# Data entries:

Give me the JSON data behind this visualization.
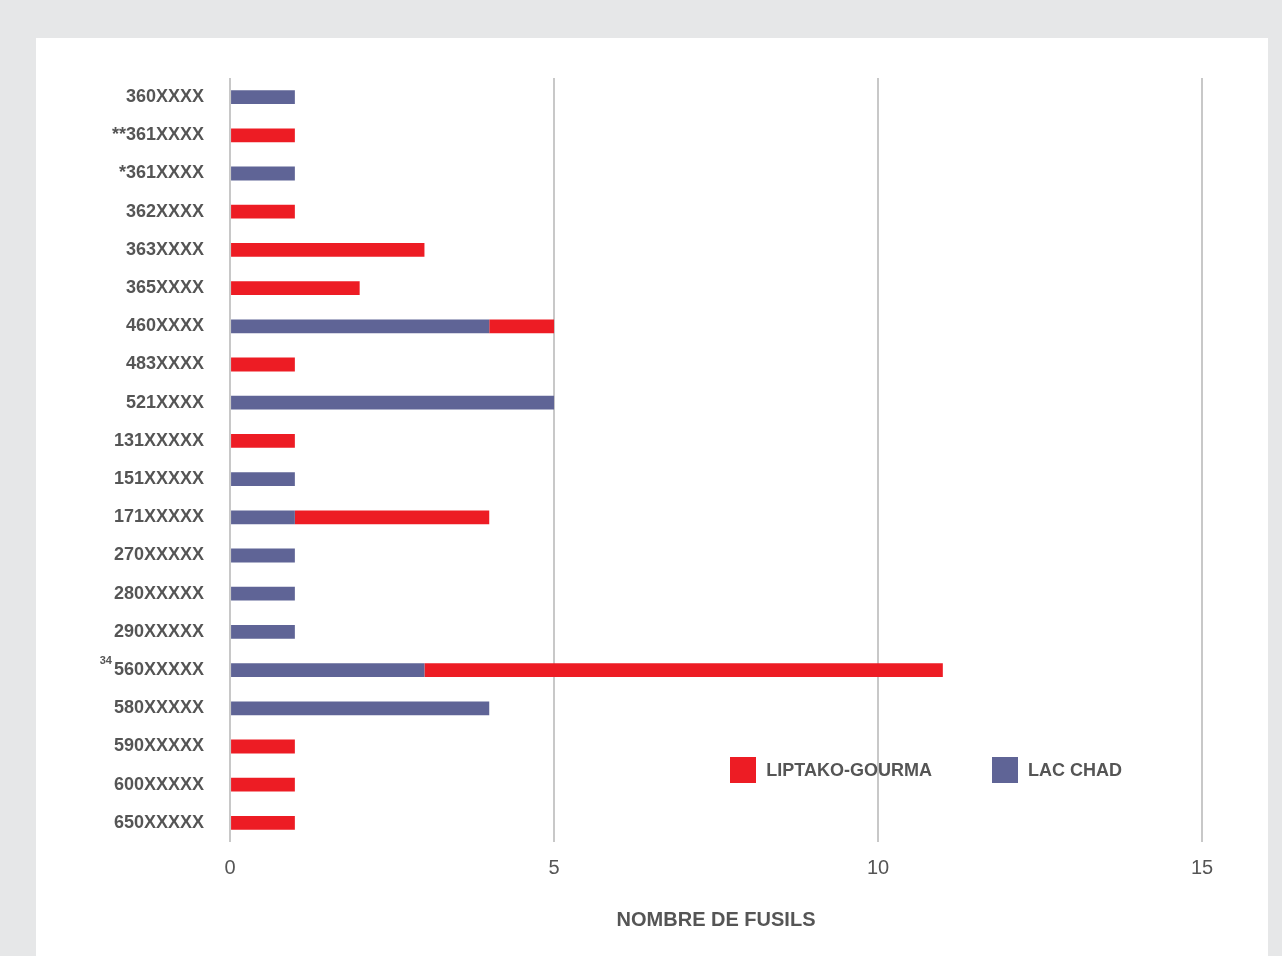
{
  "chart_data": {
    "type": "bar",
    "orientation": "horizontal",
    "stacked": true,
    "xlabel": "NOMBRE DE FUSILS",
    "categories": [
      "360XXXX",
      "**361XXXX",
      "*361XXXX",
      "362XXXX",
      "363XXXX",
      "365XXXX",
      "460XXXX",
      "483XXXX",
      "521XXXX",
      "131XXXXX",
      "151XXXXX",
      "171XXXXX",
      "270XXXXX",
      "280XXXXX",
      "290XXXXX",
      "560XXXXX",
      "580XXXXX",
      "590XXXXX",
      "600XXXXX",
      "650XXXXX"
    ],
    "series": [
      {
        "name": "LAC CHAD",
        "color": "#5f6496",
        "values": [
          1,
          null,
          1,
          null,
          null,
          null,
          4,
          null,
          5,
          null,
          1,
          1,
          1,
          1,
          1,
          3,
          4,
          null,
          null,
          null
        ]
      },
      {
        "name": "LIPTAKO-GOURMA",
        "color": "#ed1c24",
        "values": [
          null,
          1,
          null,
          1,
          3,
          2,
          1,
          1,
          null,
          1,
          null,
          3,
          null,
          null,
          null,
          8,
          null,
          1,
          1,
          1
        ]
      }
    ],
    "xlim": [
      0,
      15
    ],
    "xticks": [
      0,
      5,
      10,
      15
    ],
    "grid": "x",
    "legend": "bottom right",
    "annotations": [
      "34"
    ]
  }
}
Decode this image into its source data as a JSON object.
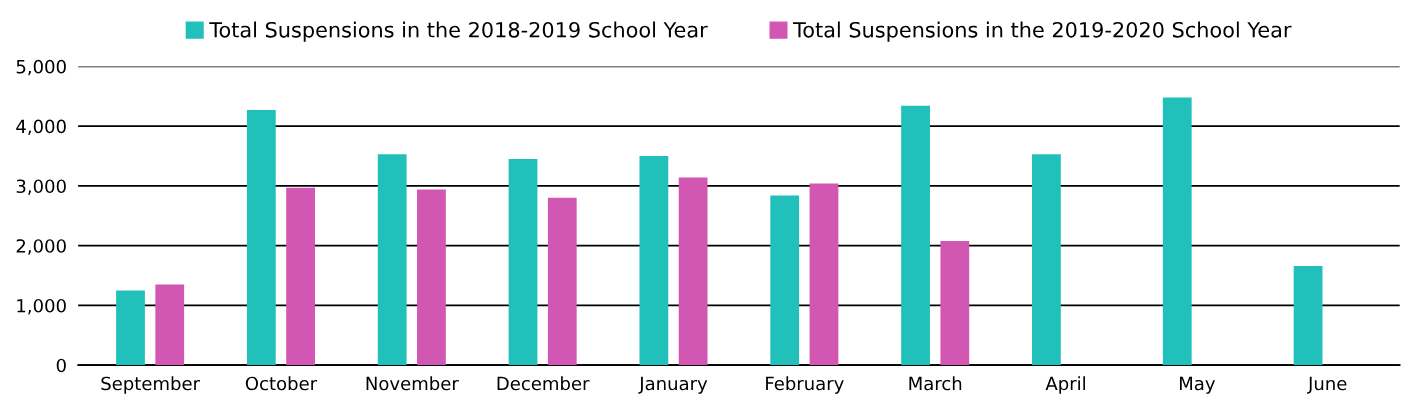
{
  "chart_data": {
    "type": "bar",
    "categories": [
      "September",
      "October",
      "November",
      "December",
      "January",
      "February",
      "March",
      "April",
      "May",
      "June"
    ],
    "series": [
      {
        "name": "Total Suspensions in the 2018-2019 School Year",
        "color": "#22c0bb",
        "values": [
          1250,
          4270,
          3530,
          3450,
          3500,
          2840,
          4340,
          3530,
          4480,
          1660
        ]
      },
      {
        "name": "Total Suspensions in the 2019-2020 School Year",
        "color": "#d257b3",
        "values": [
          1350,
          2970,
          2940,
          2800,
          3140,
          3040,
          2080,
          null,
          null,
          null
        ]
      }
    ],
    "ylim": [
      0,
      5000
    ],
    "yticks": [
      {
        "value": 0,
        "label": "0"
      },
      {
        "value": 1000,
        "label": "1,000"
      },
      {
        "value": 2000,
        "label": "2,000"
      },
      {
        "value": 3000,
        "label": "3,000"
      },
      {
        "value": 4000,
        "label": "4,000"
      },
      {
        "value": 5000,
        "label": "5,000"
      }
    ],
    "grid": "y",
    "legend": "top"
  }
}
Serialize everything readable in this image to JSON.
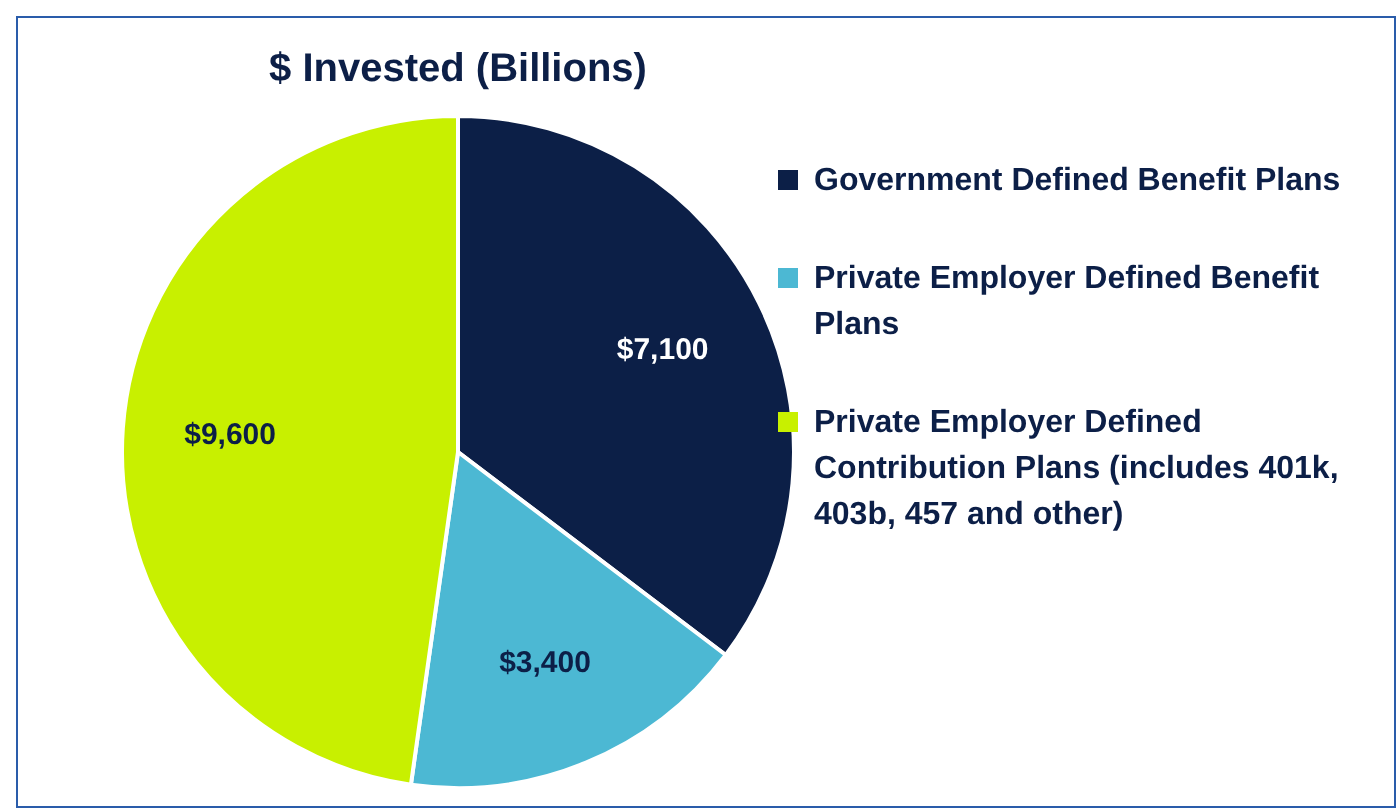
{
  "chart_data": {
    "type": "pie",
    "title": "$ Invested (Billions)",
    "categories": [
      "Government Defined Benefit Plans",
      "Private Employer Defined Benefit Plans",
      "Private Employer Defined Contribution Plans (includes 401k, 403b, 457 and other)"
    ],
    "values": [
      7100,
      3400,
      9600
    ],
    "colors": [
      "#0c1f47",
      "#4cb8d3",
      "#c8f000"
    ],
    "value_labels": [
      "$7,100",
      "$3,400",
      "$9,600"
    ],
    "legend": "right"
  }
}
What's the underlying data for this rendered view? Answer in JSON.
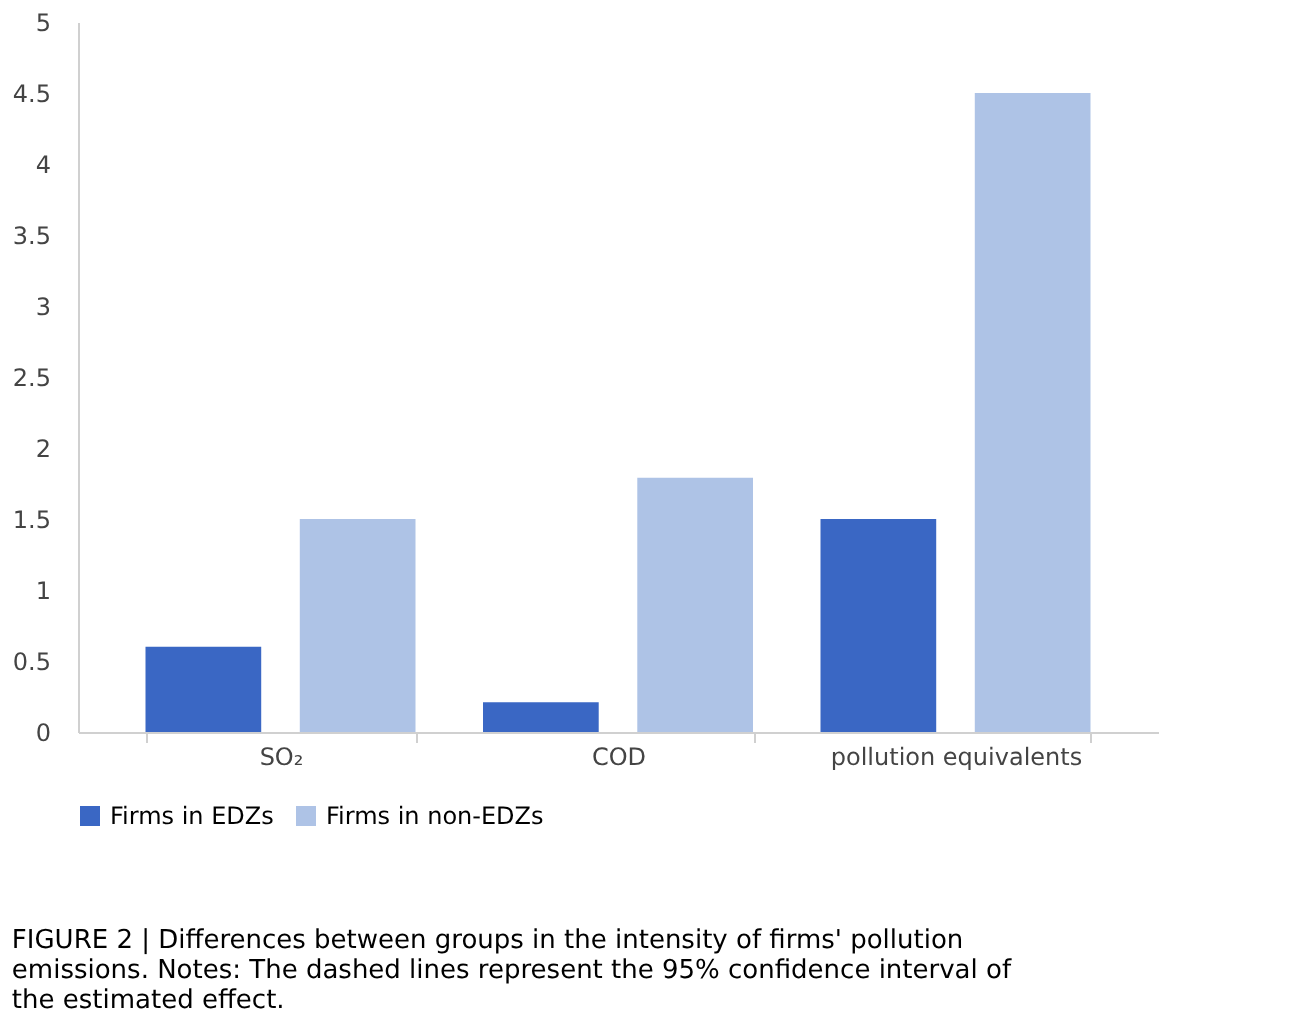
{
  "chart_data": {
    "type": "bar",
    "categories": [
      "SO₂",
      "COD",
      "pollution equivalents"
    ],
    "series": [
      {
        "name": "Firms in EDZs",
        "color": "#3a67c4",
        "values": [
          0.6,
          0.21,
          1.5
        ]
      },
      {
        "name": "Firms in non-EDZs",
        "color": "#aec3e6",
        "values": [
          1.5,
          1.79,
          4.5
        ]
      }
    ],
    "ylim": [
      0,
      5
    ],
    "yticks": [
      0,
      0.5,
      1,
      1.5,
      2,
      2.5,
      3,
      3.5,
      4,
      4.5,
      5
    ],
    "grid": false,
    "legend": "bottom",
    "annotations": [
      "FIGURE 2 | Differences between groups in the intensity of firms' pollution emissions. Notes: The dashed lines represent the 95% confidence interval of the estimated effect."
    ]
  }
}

# Problem:
Write out each line again precisely as it appears, skipping every picture.

# Full answer:
Give me the JSON data behind this visualization.
{
  "chart_data": {
    "type": "bar",
    "orientation": "horizontal",
    "stacked": true,
    "xlabel": "NOMBRE DE FUSILS",
    "categories": [
      "360XXXX",
      "**361XXXX",
      "*361XXXX",
      "362XXXX",
      "363XXXX",
      "365XXXX",
      "460XXXX",
      "483XXXX",
      "521XXXX",
      "131XXXXX",
      "151XXXXX",
      "171XXXXX",
      "270XXXXX",
      "280XXXXX",
      "290XXXXX",
      "560XXXXX",
      "580XXXXX",
      "590XXXXX",
      "600XXXXX",
      "650XXXXX"
    ],
    "series": [
      {
        "name": "LAC CHAD",
        "color": "#5f6496",
        "values": [
          1,
          null,
          1,
          null,
          null,
          null,
          4,
          null,
          5,
          null,
          1,
          1,
          1,
          1,
          1,
          3,
          4,
          null,
          null,
          null
        ]
      },
      {
        "name": "LIPTAKO-GOURMA",
        "color": "#ed1c24",
        "values": [
          null,
          1,
          null,
          1,
          3,
          2,
          1,
          1,
          null,
          1,
          null,
          3,
          null,
          null,
          null,
          8,
          null,
          1,
          1,
          1
        ]
      }
    ],
    "xlim": [
      0,
      15
    ],
    "xticks": [
      0,
      5,
      10,
      15
    ],
    "grid": "x",
    "legend": "bottom right",
    "annotations": [
      "34"
    ]
  }
}
Decode this image into its source data as a JSON object.
{
  "chart_data": {
    "type": "bar",
    "categories": [
      "September",
      "October",
      "November",
      "December",
      "January",
      "February",
      "March",
      "April",
      "May",
      "June"
    ],
    "series": [
      {
        "name": "Total Suspensions in the 2018-2019 School Year",
        "color": "#22c0bb",
        "values": [
          1250,
          4270,
          3530,
          3450,
          3500,
          2840,
          4340,
          3530,
          4480,
          1660
        ]
      },
      {
        "name": "Total Suspensions in the 2019-2020 School Year",
        "color": "#d257b3",
        "values": [
          1350,
          2970,
          2940,
          2800,
          3140,
          3040,
          2080,
          null,
          null,
          null
        ]
      }
    ],
    "ylim": [
      0,
      5000
    ],
    "yticks": [
      {
        "value": 0,
        "label": "0"
      },
      {
        "value": 1000,
        "label": "1,000"
      },
      {
        "value": 2000,
        "label": "2,000"
      },
      {
        "value": 3000,
        "label": "3,000"
      },
      {
        "value": 4000,
        "label": "4,000"
      },
      {
        "value": 5000,
        "label": "5,000"
      }
    ],
    "grid": "y",
    "legend": "top"
  }
}
Serialize everything readable in this image to JSON.
{
  "chart_data": {
    "type": "pie",
    "title": "$ Invested (Billions)",
    "categories": [
      "Government Defined Benefit Plans",
      "Private Employer Defined Benefit Plans",
      "Private Employer Defined Contribution Plans (includes 401k, 403b, 457 and other)"
    ],
    "values": [
      7100,
      3400,
      9600
    ],
    "colors": [
      "#0c1f47",
      "#4cb8d3",
      "#c8f000"
    ],
    "value_labels": [
      "$7,100",
      "$3,400",
      "$9,600"
    ],
    "legend": "right"
  }
}
What's the underlying data for this rendered view? Answer in JSON.
{
  "chart_data": {
    "type": "bar",
    "categories": [
      "SO₂",
      "COD",
      "pollution equivalents"
    ],
    "series": [
      {
        "name": "Firms in EDZs",
        "color": "#3a67c4",
        "values": [
          0.6,
          0.21,
          1.5
        ]
      },
      {
        "name": "Firms in non-EDZs",
        "color": "#aec3e6",
        "values": [
          1.5,
          1.79,
          4.5
        ]
      }
    ],
    "ylim": [
      0,
      5
    ],
    "yticks": [
      0,
      0.5,
      1,
      1.5,
      2,
      2.5,
      3,
      3.5,
      4,
      4.5,
      5
    ],
    "grid": false,
    "legend": "bottom",
    "annotations": [
      "FIGURE 2 | Differences between groups in the intensity of firms' pollution emissions. Notes: The dashed lines represent the 95% confidence interval of the estimated effect."
    ]
  }
}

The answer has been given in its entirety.